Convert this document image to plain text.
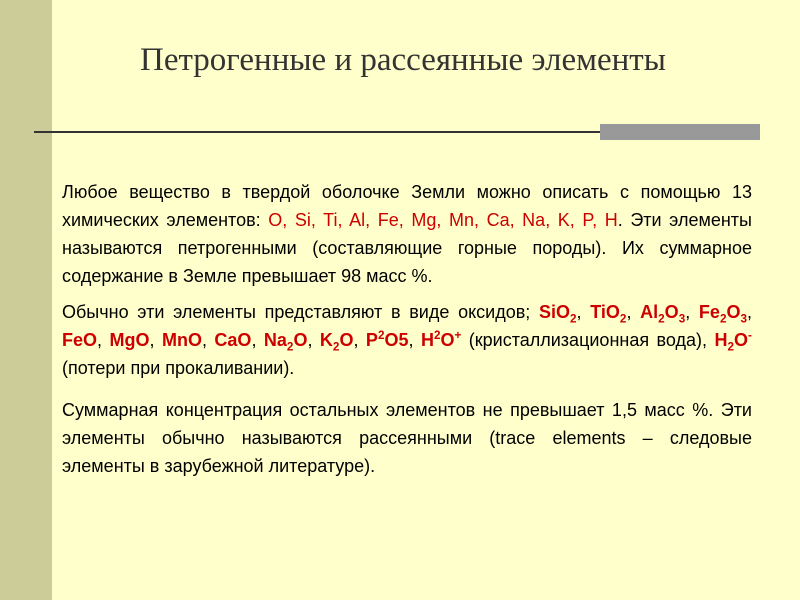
Петрогенные и рассеянные элементы

Любое вещество в твердой оболочке Земли можно описать с помощью 13 химических элементов: O, Si, Ti, Al, Fe, Mg, Mn, Ca, Na, K, P, H. Эти элементы называются петрогенными (составляющие горные породы). Их суммарное содержание в Земле превышает 98 масс %.

Обычно эти элементы представляют в виде оксидов; SiO$_2$, TiO$_2$, $Al_2O_3$, $Fe_2O_3$, FeO, MgO, MnO, CaO, $Na_2O$, $K_2O$, $P^2O5$, $H^2O^+$ (кристаллизационная вода), $H_2O^-$ (потери при прокаливании).

Суммарная концентрация остальных элементов не превышает 1,5 масс %. Эти элементы обычно называются рассеянными (trace elements – следовые элементы в зарубежной литературе).
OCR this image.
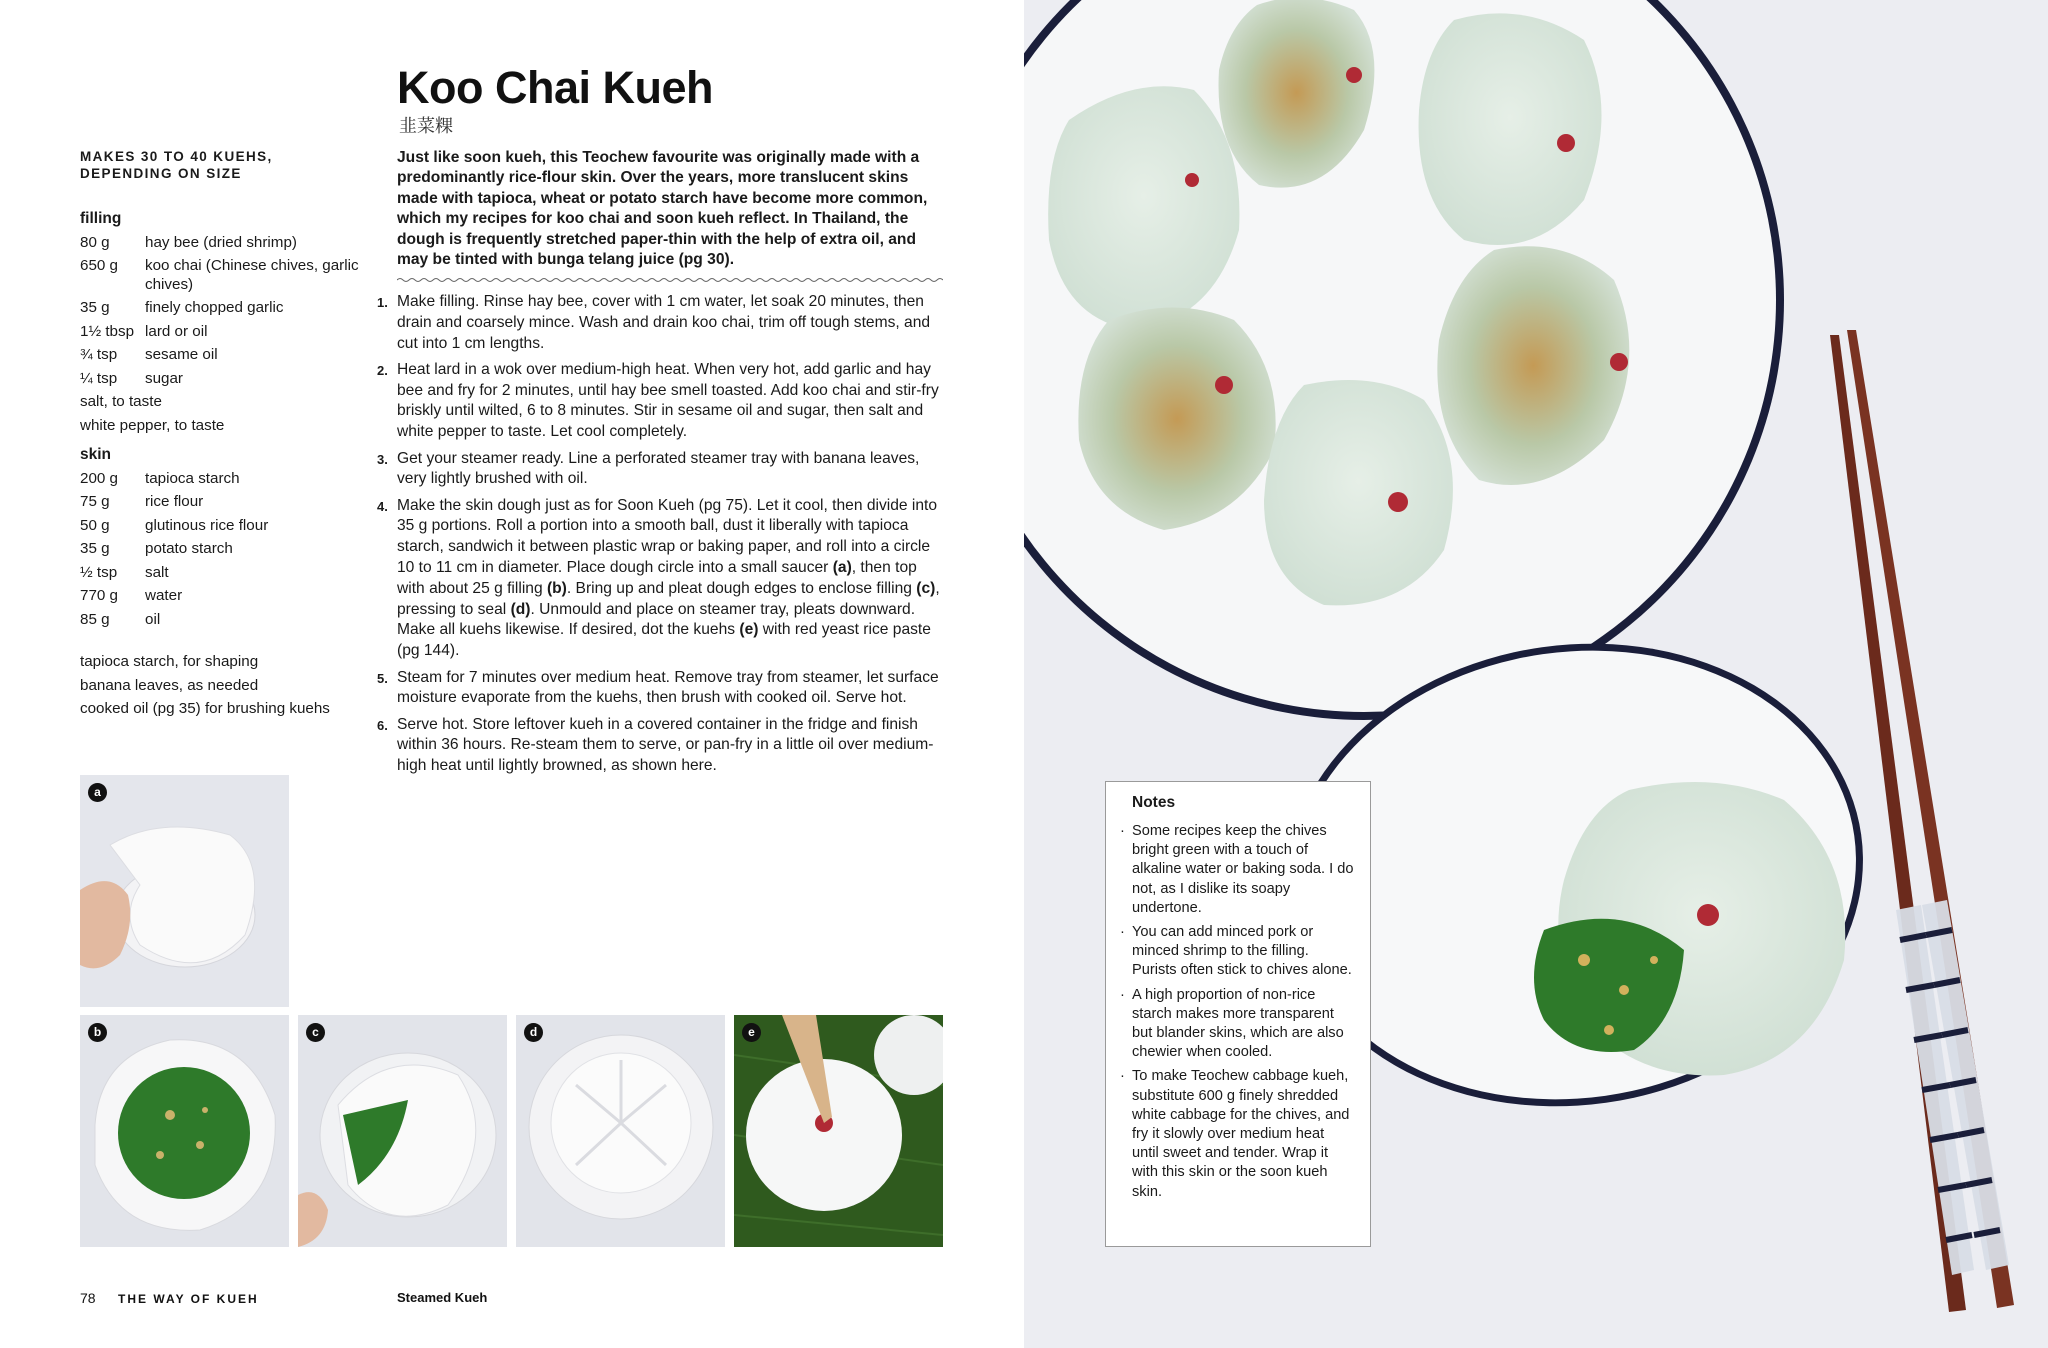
MAKES 30 TO 40 KUEHS, DEPENDING ON SIZE
filling
80 g	hay bee (dried shrimp)
650 g	koo chai (Chinese chives, garlic chives)
35 g	finely chopped garlic
1½ tbsp lard or oil
¾ tsp	sesame oil
¼ tsp	sugar
salt, to taste
white pepper, to taste
skin
200 g	tapioca starch
75 g	rice flour
50 g	glutinous rice flour
35 g	potato starch
½ tsp	salt
770 g	water
85 g	oil
tapioca starch, for shaping
banana leaves, as needed
cooked oil (pg 35) for brushing kuehs
Koo Chai Kueh
韭菜粿

Just like soon kueh, this Teochew favourite was originally made with a predominantly rice-flour skin. Over the years, more translucent skins made with tapioca, wheat or potato starch have become more common, which my recipes for koo chai and soon kueh reflect. In Thailand, the dough is frequently stretched paper-thin with the help of extra oil, and may be tinted with bunga telang juice (pg 30).

1. Make filling. Rinse hay bee, cover with 1 cm water, let soak 20 minutes, then drain and coarsely mince. Wash and drain koo chai, trim off tough stems, and cut into 1 cm lengths.
2. Heat lard in a wok over medium-high heat. When very hot, add garlic and hay bee and fry for 2 minutes, until hay bee smell toasted. Add koo chai and stir-fry briskly until wilted, 6 to 8 minutes. Stir in sesame oil and sugar, then salt and white pepper to taste. Let cool completely.
3. Get your steamer ready. Line a perforated steamer tray with banana leaves, very lightly brushed with oil.
4. Make the skin dough just as for Soon Kueh (pg 75). Let it cool, then divide into 35 g portions. Roll a portion into a smooth ball, dust it liberally with tapioca starch, sandwich it between plastic wrap or baking paper, and roll into a circle 10 to 11 cm in diameter. Place dough circle into a small saucer (a), then top with about 25 g filling (b). Bring up and pleat dough edges to enclose filling (c), pressing to seal (d). Unmould and place on steamer tray, pleats downward. Make all kuehs likewise. If desired, dot the kuehs (e) with red yeast rice paste (pg 144).
5. Steam for 7 minutes over medium heat. Remove tray from steamer, let surface moisture evaporate from the kuehs, then brush with cooked oil. Serve hot.
6. Serve hot. Store leftover kueh in a covered container in the fridge and finish within 36 hours. Re-steam them to serve, or pan-fry in a little oil over medium-high heat until lightly browned, as shown here.
a
b	c	d	e
78 THE WAY OF KUEH	Steamed Kueh
Notes
· Some recipes keep the chives bright green with a touch of alkaline water or baking soda. I do not, as I dislike its soapy undertone.
· You can add minced pork or minced shrimp to the filling. Purists often stick to chives alone.
· A high proportion of non-rice starch makes more transparent but blander skins, which are also chewier when cooled.
· To make Teochew cabbage kueh, substitute 600 g finely shredded white cabbage for the chives, and fry it slowly over medium heat until sweet and tender. Wrap it with this skin or the soon kueh skin.
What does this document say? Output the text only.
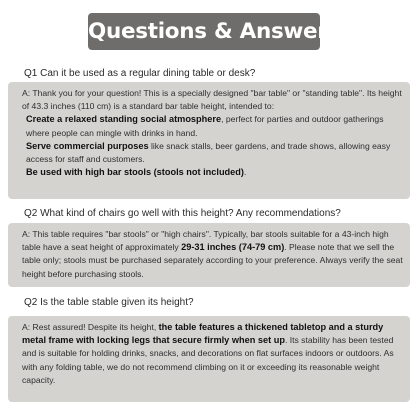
Questions & Answers
Q1 Can it be used as a regular dining table or desk?

A: Thank you for your question! This is a specially designed "bar table" or "standing table". Its height of 43.3 inches (110 cm) is a standard bar table height, intended to:

Create a relaxed standing social atmosphere, perfect for parties and outdoor gatherings where people can mingle with drinks in hand.

Serve commercial purposes like snack stalls, beer gardens, and trade shows, allowing easy access for staff and customers.

Be used with high bar stools (stools not included).

Q2 What kind of chairs go well with this height? Any recommendations?

A: This table requires "bar stools" or "high chairs". Typically, bar stools suitable for a 43-inch high table have a seat height of approximately 29-31 inches (74-79 cm). Please note that we sell the table only; stools must be purchased separately according to your preference. Always verify the seat height before purchasing stools.

Q2 Is the table stable given its height?

A: Rest assured! Despite its height, the table features a thickened tabletop and a sturdy metal frame with locking legs that secure firmly when set up. Its stability has been tested and is suitable for holding drinks, snacks, and decorations on flat surfaces indoors or outdoors. As with any folding table, we do not recommend climbing on it or exceeding its reasonable weight capacity.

**Requirement**.
Tally how many lines of the material contain the word "sesame". The answer must be the number and nothing else.

**Solution for this task**.
2